WHAT YOU WILL DO: Transcribe the material verbatim in full; the pictures do not belong in the copy.

DATASET CONTENT:
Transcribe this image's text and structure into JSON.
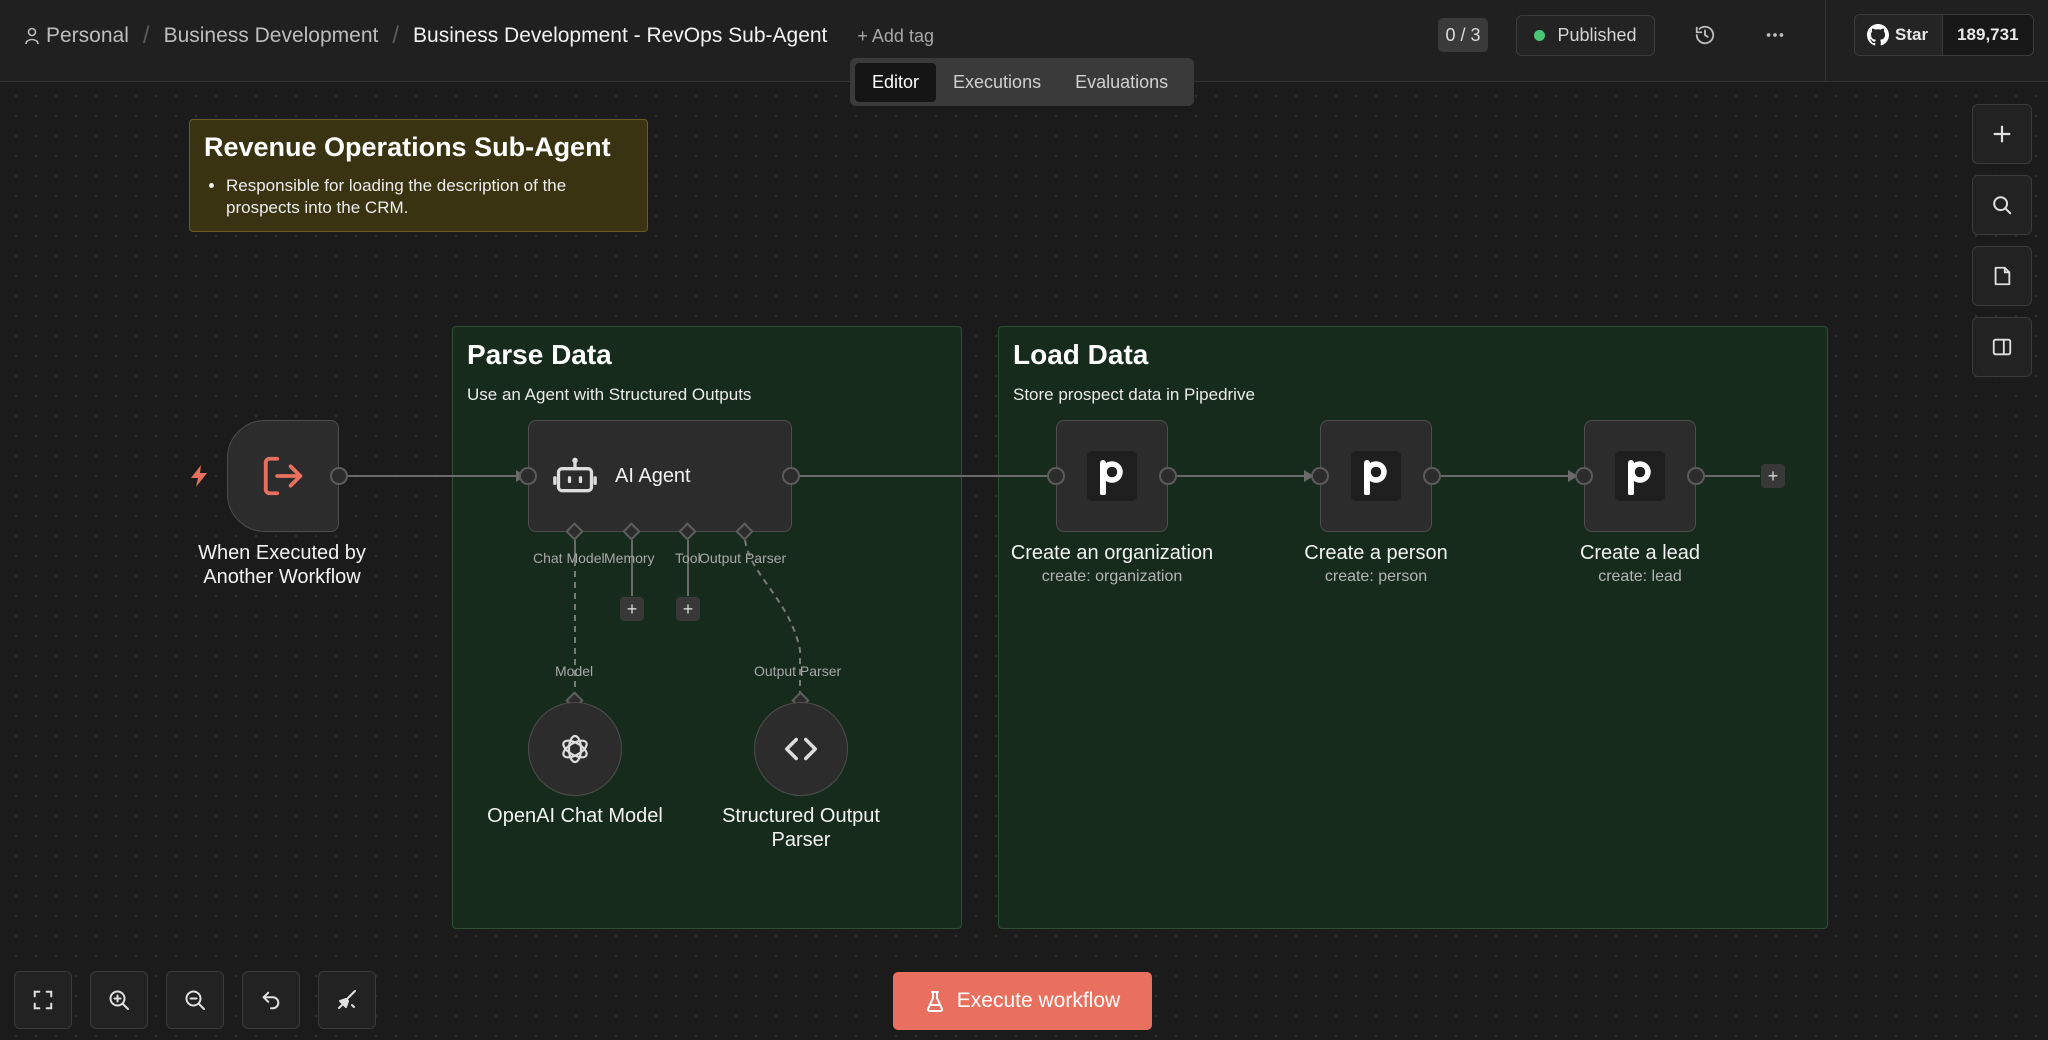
{
  "breadcrumb": {
    "items": [
      "Personal",
      "Business Development"
    ],
    "current": "Business Development - RevOps Sub-Agent",
    "add_tag": "+ Add tag"
  },
  "header": {
    "counter": "0 / 3",
    "status": "Published",
    "status_color": "#4ac776",
    "github_star": "Star",
    "github_count": "189,731"
  },
  "tabs": [
    "Editor",
    "Executions",
    "Evaluations"
  ],
  "active_tab": "Editor",
  "sticky_note": {
    "title": "Revenue Operations Sub-Agent",
    "bullet": "Responsible for loading the description of the prospects into the CRM."
  },
  "groups": {
    "parse": {
      "title": "Parse Data",
      "description": "Use an Agent with Structured Outputs"
    },
    "load": {
      "title": "Load Data",
      "description": "Store prospect data in Pipedrive"
    }
  },
  "nodes": {
    "trigger": {
      "label": "When Executed by Another Workflow",
      "icon": "sign-out-icon"
    },
    "agent": {
      "label": "AI Agent",
      "inputs": [
        "Chat Model",
        "Memory",
        "Tool",
        "Output Parser"
      ],
      "icon": "robot-icon"
    },
    "openai": {
      "label": "OpenAI Chat Model",
      "connector": "Model",
      "icon": "openai-icon"
    },
    "parser": {
      "label": "Structured Output Parser",
      "connector": "Output Parser",
      "icon": "code-icon"
    },
    "create_org": {
      "label": "Create an organization",
      "sub": "create: organization",
      "icon": "pipedrive-icon"
    },
    "create_person": {
      "label": "Create a person",
      "sub": "create: person",
      "icon": "pipedrive-icon"
    },
    "create_lead": {
      "label": "Create a lead",
      "sub": "create: lead",
      "icon": "pipedrive-icon"
    }
  },
  "execute_button": "Execute workflow",
  "colors": {
    "accent": "#e9705e",
    "trigger_icon": "#e9705e",
    "sticky_bg": "#3a3312",
    "group_bg": "#162c1c"
  }
}
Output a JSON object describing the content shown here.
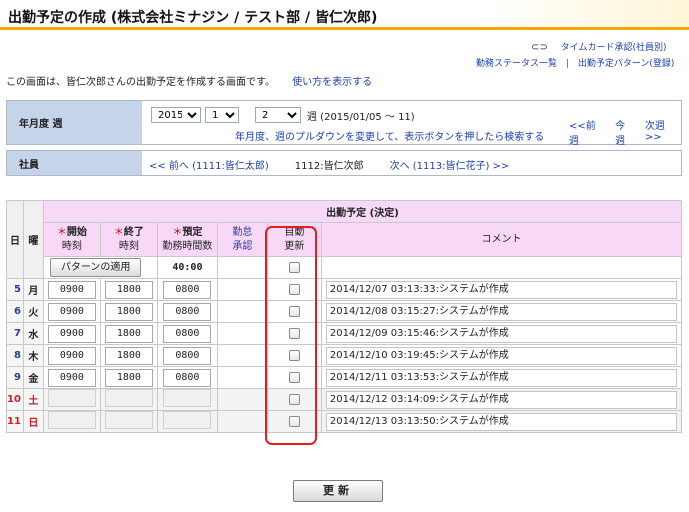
{
  "title": "出勤予定の作成 (株式会社ミナジン / テスト部 / 皆仁次郎)",
  "toplinks": {
    "key_icon": "⊂⊃",
    "timecard": "タイムカード承認(社員別)",
    "status_list": "勤務ステータス一覧",
    "separator": "|",
    "pattern_register": "出勤予定パターン(登録)"
  },
  "intro": {
    "text": "この画面は、皆仁次郎さんの出勤予定を作成する画面です。",
    "howto_link": "使い方を表示する"
  },
  "period": {
    "label": "年月度 週",
    "year": "2015",
    "month": "1",
    "week": "2",
    "week_suffix": "週 (2015/01/05 ～ 11)",
    "hint": "年月度、週のプルダウンを変更して、表示ボタンを押したら検索する",
    "prev_week": "<<前週",
    "this_week": "今週",
    "next_week": "次週>>"
  },
  "employee": {
    "label": "社員",
    "prev": "<< 前へ (1111:皆仁太郎)",
    "current": "1112:皆仁次郎",
    "next": "次へ (1113:皆仁花子) >>"
  },
  "grid": {
    "col_day": "日",
    "col_dow": "曜",
    "section_title": "出勤予定 (決定)",
    "req_mark": "＊",
    "start_label1": "開始",
    "start_label2": "時刻",
    "end_label1": "終了",
    "end_label2": "時刻",
    "planned_label1": "預定",
    "planned_label2": "勤務時間数",
    "approval_label1": "勤怠",
    "approval_label2": "承認",
    "auto_label1": "自動",
    "auto_label2": "更新",
    "comment_label": "コメント",
    "pattern_button": "パターンの適用",
    "total_hours": "40:00",
    "rows": [
      {
        "day": "5",
        "dow": "月",
        "start": "0900",
        "end": "1800",
        "planned": "0800",
        "comment": "2014/12/07 03:13:33:システムが作成"
      },
      {
        "day": "6",
        "dow": "火",
        "start": "0900",
        "end": "1800",
        "planned": "0800",
        "comment": "2014/12/08 03:15:27:システムが作成"
      },
      {
        "day": "7",
        "dow": "水",
        "start": "0900",
        "end": "1800",
        "planned": "0800",
        "comment": "2014/12/09 03:15:46:システムが作成"
      },
      {
        "day": "8",
        "dow": "木",
        "start": "0900",
        "end": "1800",
        "planned": "0800",
        "comment": "2014/12/10 03:19:45:システムが作成"
      },
      {
        "day": "9",
        "dow": "金",
        "start": "0900",
        "end": "1800",
        "planned": "0800",
        "comment": "2014/12/11 03:13:53:システムが作成"
      },
      {
        "day": "10",
        "dow": "土",
        "start": "",
        "end": "",
        "planned": "",
        "comment": "2014/12/12 03:14:09:システムが作成"
      },
      {
        "day": "11",
        "dow": "日",
        "start": "",
        "end": "",
        "planned": "",
        "comment": "2014/12/13 03:13:50:システムが作成"
      }
    ]
  },
  "update_button": "更新",
  "colors": {
    "accent_underline": "#f2a900",
    "panel_label_bg": "#c6d4ea",
    "pink_header": "#f7d8f7",
    "highlight": "#e02020",
    "weekend_text": "#d02020",
    "link": "#1a3fb5"
  }
}
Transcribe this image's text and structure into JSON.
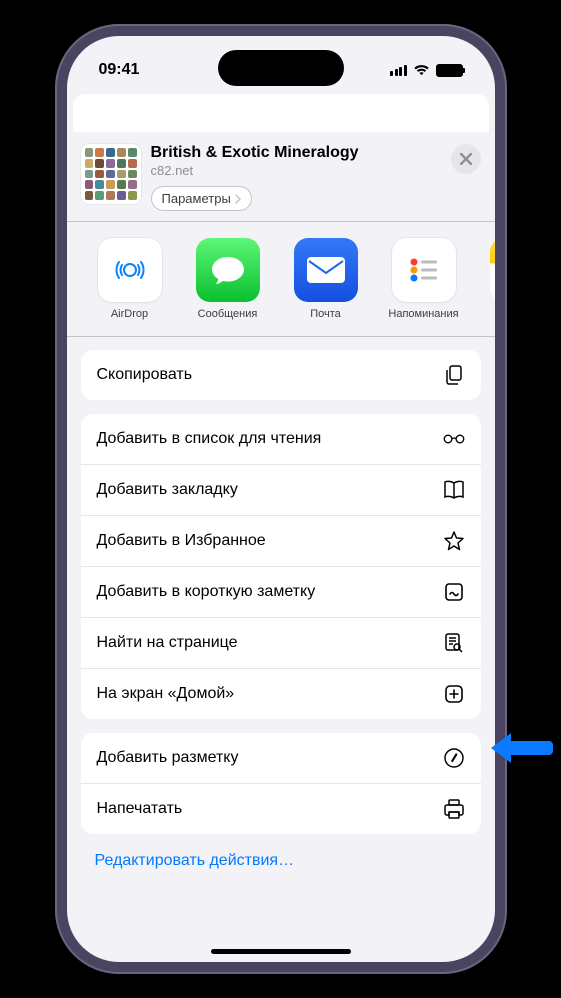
{
  "statusBar": {
    "time": "09:41"
  },
  "header": {
    "title": "British & Exotic Mineralogy",
    "subtitle": "c82.net",
    "optionsLabel": "Параметры"
  },
  "apps": [
    {
      "name": "AirDrop"
    },
    {
      "name": "Сообщения"
    },
    {
      "name": "Почта"
    },
    {
      "name": "Напоминания"
    }
  ],
  "actions": {
    "g1": [
      {
        "label": "Скопировать",
        "icon": "copy-icon"
      }
    ],
    "g2": [
      {
        "label": "Добавить в список для чтения",
        "icon": "glasses-icon"
      },
      {
        "label": "Добавить закладку",
        "icon": "book-icon"
      },
      {
        "label": "Добавить в Избранное",
        "icon": "star-icon"
      },
      {
        "label": "Добавить в короткую заметку",
        "icon": "quicknote-icon"
      },
      {
        "label": "Найти на странице",
        "icon": "findpage-icon"
      },
      {
        "label": "На экран «Домой»",
        "icon": "addhome-icon"
      }
    ],
    "g3": [
      {
        "label": "Добавить разметку",
        "icon": "markup-icon"
      },
      {
        "label": "Напечатать",
        "icon": "print-icon"
      }
    ]
  },
  "editActions": "Редактировать действия…"
}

WRITTEN ANSWER:
Transcribe this image's text and structure into JSON.
{
  "breadcrumb": {
    "items": [
      "Personal",
      "Business Development"
    ],
    "current": "Business Development - RevOps Sub-Agent",
    "add_tag": "+ Add tag"
  },
  "header": {
    "counter": "0 / 3",
    "status": "Published",
    "status_color": "#4ac776",
    "github_star": "Star",
    "github_count": "189,731"
  },
  "tabs": [
    "Editor",
    "Executions",
    "Evaluations"
  ],
  "active_tab": "Editor",
  "sticky_note": {
    "title": "Revenue Operations Sub-Agent",
    "bullet": "Responsible for loading the description of the prospects into the CRM."
  },
  "groups": {
    "parse": {
      "title": "Parse Data",
      "description": "Use an Agent with Structured Outputs"
    },
    "load": {
      "title": "Load Data",
      "description": "Store prospect data in Pipedrive"
    }
  },
  "nodes": {
    "trigger": {
      "label": "When Executed by Another Workflow",
      "icon": "sign-out-icon"
    },
    "agent": {
      "label": "AI Agent",
      "inputs": [
        "Chat Model",
        "Memory",
        "Tool",
        "Output Parser"
      ],
      "icon": "robot-icon"
    },
    "openai": {
      "label": "OpenAI Chat Model",
      "connector": "Model",
      "icon": "openai-icon"
    },
    "parser": {
      "label": "Structured Output Parser",
      "connector": "Output Parser",
      "icon": "code-icon"
    },
    "create_org": {
      "label": "Create an organization",
      "sub": "create: organization",
      "icon": "pipedrive-icon"
    },
    "create_person": {
      "label": "Create a person",
      "sub": "create: person",
      "icon": "pipedrive-icon"
    },
    "create_lead": {
      "label": "Create a lead",
      "sub": "create: lead",
      "icon": "pipedrive-icon"
    }
  },
  "execute_button": "Execute workflow",
  "colors": {
    "accent": "#e9705e",
    "trigger_icon": "#e9705e",
    "sticky_bg": "#3a3312",
    "group_bg": "#162c1c"
  }
}
Output a JSON object describing the content shown here.
{
  "title": "出勤予定の作成 (株式会社ミナジン / テスト部 / 皆仁次郎)",
  "toplinks": {
    "key_icon": "⊂⊃",
    "timecard": "タイムカード承認(社員別)",
    "status_list": "勤務ステータス一覧",
    "separator": "|",
    "pattern_register": "出勤予定パターン(登録)"
  },
  "intro": {
    "text": "この画面は、皆仁次郎さんの出勤予定を作成する画面です。",
    "howto_link": "使い方を表示する"
  },
  "period": {
    "label": "年月度 週",
    "year": "2015",
    "month": "1",
    "week": "2",
    "week_suffix": "週 (2015/01/05 ～ 11)",
    "hint": "年月度、週のプルダウンを変更して、表示ボタンを押したら検索する",
    "prev_week": "<<前週",
    "this_week": "今週",
    "next_week": "次週>>"
  },
  "employee": {
    "label": "社員",
    "prev": "<< 前へ (1111:皆仁太郎)",
    "current": "1112:皆仁次郎",
    "next": "次へ (1113:皆仁花子) >>"
  },
  "grid": {
    "col_day": "日",
    "col_dow": "曜",
    "section_title": "出勤予定 (決定)",
    "req_mark": "＊",
    "start_label1": "開始",
    "start_label2": "時刻",
    "end_label1": "終了",
    "end_label2": "時刻",
    "planned_label1": "預定",
    "planned_label2": "勤務時間数",
    "approval_label1": "勤怠",
    "approval_label2": "承認",
    "auto_label1": "自動",
    "auto_label2": "更新",
    "comment_label": "コメント",
    "pattern_button": "パターンの適用",
    "total_hours": "40:00",
    "rows": [
      {
        "day": "5",
        "dow": "月",
        "start": "0900",
        "end": "1800",
        "planned": "0800",
        "comment": "2014/12/07 03:13:33:システムが作成"
      },
      {
        "day": "6",
        "dow": "火",
        "start": "0900",
        "end": "1800",
        "planned": "0800",
        "comment": "2014/12/08 03:15:27:システムが作成"
      },
      {
        "day": "7",
        "dow": "水",
        "start": "0900",
        "end": "1800",
        "planned": "0800",
        "comment": "2014/12/09 03:15:46:システムが作成"
      },
      {
        "day": "8",
        "dow": "木",
        "start": "0900",
        "end": "1800",
        "planned": "0800",
        "comment": "2014/12/10 03:19:45:システムが作成"
      },
      {
        "day": "9",
        "dow": "金",
        "start": "0900",
        "end": "1800",
        "planned": "0800",
        "comment": "2014/12/11 03:13:53:システムが作成"
      },
      {
        "day": "10",
        "dow": "土",
        "start": "",
        "end": "",
        "planned": "",
        "comment": "2014/12/12 03:14:09:システムが作成"
      },
      {
        "day": "11",
        "dow": "日",
        "start": "",
        "end": "",
        "planned": "",
        "comment": "2014/12/13 03:13:50:システムが作成"
      }
    ]
  },
  "update_button": "更新",
  "colors": {
    "accent_underline": "#f2a900",
    "panel_label_bg": "#c6d4ea",
    "pink_header": "#f7d8f7",
    "highlight": "#e02020",
    "weekend_text": "#d02020",
    "link": "#1a3fb5"
  }
}
Transcribe this image's text and structure into JSON.
{
  "statusBar": {
    "time": "09:41"
  },
  "header": {
    "title": "British & Exotic Mineralogy",
    "subtitle": "c82.net",
    "optionsLabel": "Параметры"
  },
  "apps": [
    {
      "name": "AirDrop"
    },
    {
      "name": "Сообщения"
    },
    {
      "name": "Почта"
    },
    {
      "name": "Напоминания"
    }
  ],
  "actions": {
    "g1": [
      {
        "label": "Скопировать",
        "icon": "copy-icon"
      }
    ],
    "g2": [
      {
        "label": "Добавить в список для чтения",
        "icon": "glasses-icon"
      },
      {
        "label": "Добавить закладку",
        "icon": "book-icon"
      },
      {
        "label": "Добавить в Избранное",
        "icon": "star-icon"
      },
      {
        "label": "Добавить в короткую заметку",
        "icon": "quicknote-icon"
      },
      {
        "label": "Найти на странице",
        "icon": "findpage-icon"
      },
      {
        "label": "На экран «Домой»",
        "icon": "addhome-icon"
      }
    ],
    "g3": [
      {
        "label": "Добавить разметку",
        "icon": "markup-icon"
      },
      {
        "label": "Напечатать",
        "icon": "print-icon"
      }
    ]
  },
  "editActions": "Редактировать действия…"
}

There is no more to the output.